→ WHAT THE TASK ASKS: Search the data for the word "text". Reproduce every line where it is found.

→ RECORDS SHOWN:
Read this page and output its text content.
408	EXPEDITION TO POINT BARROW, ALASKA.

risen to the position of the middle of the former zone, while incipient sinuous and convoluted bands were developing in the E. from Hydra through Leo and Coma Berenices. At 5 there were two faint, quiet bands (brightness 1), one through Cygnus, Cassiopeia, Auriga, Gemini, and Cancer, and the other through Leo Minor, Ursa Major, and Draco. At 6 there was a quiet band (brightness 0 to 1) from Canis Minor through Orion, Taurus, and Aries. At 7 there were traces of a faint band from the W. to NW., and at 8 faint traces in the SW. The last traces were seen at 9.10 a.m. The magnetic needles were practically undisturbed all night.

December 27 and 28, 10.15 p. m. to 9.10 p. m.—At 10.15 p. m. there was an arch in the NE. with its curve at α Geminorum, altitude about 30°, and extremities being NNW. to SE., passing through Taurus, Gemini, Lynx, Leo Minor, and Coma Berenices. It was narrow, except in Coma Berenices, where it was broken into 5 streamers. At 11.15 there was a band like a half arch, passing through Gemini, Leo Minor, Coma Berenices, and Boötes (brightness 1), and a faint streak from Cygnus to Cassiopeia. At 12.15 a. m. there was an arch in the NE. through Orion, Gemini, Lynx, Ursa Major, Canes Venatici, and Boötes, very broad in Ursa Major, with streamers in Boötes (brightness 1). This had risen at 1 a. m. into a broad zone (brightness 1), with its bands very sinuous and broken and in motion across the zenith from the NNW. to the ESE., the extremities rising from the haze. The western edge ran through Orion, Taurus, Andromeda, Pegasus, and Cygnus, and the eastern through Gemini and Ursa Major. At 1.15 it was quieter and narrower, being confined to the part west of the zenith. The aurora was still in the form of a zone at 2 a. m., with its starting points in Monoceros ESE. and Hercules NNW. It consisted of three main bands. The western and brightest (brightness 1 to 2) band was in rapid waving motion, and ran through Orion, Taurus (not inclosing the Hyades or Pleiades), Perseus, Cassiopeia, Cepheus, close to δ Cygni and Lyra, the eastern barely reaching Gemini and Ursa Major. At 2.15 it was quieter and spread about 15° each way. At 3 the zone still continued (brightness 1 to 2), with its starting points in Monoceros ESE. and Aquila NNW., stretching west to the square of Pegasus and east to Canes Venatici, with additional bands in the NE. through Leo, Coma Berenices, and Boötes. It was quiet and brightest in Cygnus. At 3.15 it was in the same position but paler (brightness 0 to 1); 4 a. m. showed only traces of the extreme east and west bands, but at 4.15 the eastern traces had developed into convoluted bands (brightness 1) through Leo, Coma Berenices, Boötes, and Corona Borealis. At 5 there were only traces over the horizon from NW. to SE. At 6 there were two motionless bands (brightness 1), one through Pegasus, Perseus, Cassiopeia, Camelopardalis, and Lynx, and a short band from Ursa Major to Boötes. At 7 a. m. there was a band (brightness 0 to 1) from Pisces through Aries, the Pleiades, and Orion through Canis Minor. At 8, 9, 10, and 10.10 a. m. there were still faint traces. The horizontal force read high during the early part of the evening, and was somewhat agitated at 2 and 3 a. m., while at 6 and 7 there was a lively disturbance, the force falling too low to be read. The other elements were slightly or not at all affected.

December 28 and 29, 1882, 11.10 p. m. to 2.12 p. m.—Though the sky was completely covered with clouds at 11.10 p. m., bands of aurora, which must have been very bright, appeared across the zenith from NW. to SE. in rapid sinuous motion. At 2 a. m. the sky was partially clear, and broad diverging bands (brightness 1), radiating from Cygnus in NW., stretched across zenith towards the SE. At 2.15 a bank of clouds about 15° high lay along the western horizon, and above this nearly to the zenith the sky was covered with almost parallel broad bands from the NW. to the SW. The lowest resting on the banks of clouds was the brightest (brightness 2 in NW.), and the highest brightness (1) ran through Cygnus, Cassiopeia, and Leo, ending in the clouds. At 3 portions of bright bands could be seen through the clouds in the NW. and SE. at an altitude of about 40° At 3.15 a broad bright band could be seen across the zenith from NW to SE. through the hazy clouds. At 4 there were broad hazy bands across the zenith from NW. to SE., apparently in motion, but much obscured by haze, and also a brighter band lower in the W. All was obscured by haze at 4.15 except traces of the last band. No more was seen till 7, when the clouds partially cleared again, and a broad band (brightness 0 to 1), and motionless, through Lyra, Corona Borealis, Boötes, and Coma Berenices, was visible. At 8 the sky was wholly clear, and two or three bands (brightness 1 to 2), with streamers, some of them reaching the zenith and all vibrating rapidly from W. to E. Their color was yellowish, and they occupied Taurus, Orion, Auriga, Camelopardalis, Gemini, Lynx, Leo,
---
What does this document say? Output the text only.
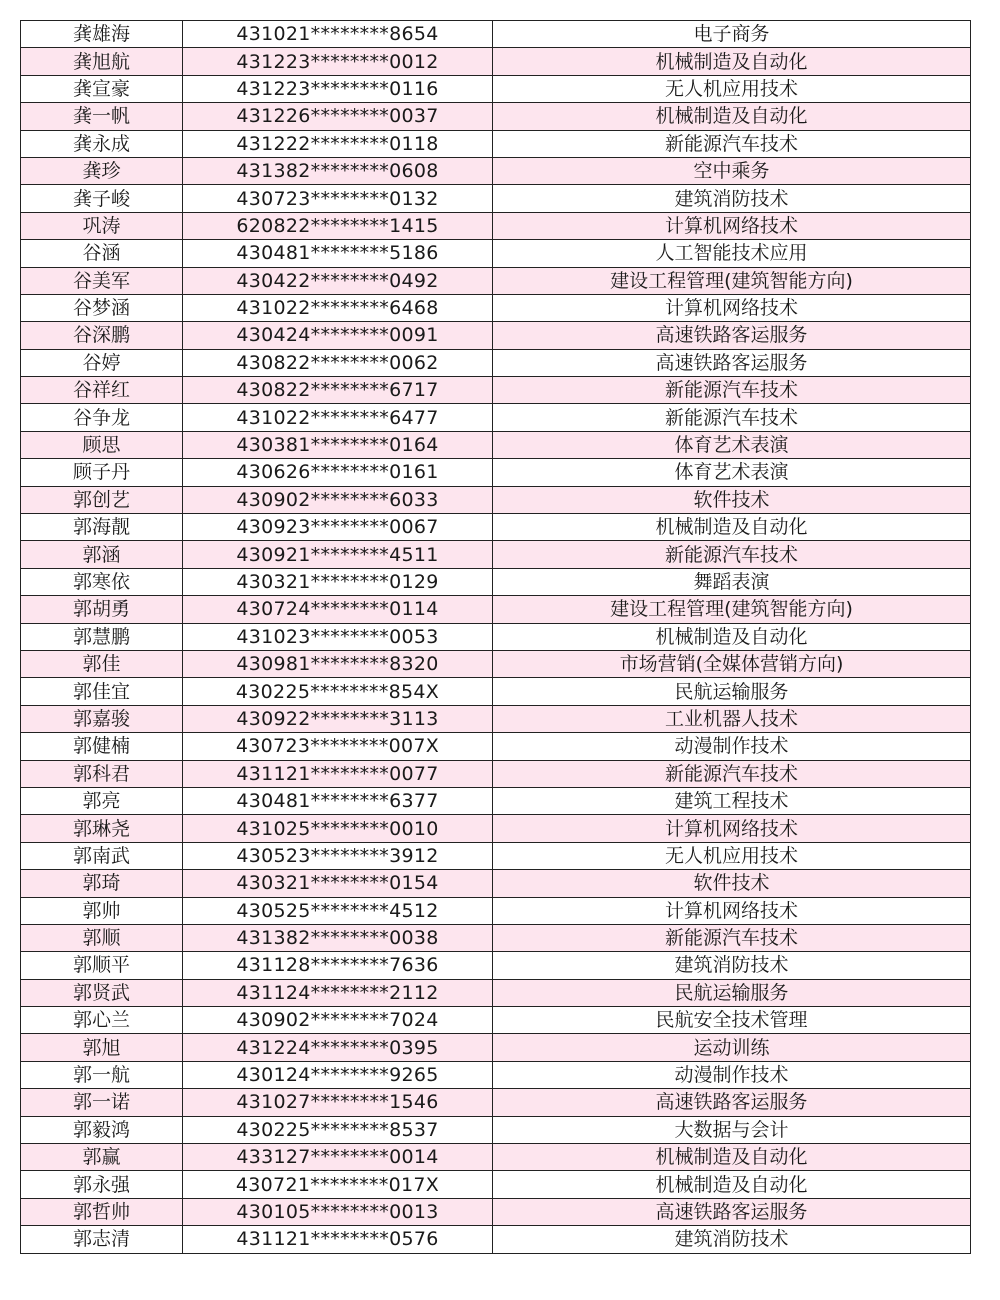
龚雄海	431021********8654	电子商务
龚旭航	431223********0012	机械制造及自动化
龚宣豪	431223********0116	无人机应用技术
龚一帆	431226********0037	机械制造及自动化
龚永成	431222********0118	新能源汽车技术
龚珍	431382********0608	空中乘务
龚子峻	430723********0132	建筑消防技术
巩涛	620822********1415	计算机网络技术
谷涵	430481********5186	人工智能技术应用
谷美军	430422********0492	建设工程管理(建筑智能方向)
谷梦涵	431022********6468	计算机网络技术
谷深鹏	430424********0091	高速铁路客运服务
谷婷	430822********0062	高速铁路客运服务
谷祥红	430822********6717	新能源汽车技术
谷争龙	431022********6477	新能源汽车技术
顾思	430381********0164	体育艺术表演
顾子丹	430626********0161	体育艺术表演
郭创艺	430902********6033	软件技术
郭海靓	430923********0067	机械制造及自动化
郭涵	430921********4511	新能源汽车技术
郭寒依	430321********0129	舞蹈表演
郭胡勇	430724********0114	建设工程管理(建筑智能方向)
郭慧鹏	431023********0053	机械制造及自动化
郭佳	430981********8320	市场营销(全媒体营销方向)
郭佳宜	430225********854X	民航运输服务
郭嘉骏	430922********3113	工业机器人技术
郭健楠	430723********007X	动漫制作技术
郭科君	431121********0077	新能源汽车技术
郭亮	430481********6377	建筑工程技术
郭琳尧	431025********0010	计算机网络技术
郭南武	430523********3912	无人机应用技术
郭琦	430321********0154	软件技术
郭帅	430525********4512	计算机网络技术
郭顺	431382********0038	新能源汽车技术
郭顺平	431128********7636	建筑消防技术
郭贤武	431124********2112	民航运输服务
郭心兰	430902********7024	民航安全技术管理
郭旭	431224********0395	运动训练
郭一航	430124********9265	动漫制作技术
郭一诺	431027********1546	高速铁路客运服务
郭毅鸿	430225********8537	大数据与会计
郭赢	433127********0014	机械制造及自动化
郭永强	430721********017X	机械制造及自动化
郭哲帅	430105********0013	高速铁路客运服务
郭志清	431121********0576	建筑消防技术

→ THE REPLY:
Read this page and output its text content.
What does this document say? Output the text only.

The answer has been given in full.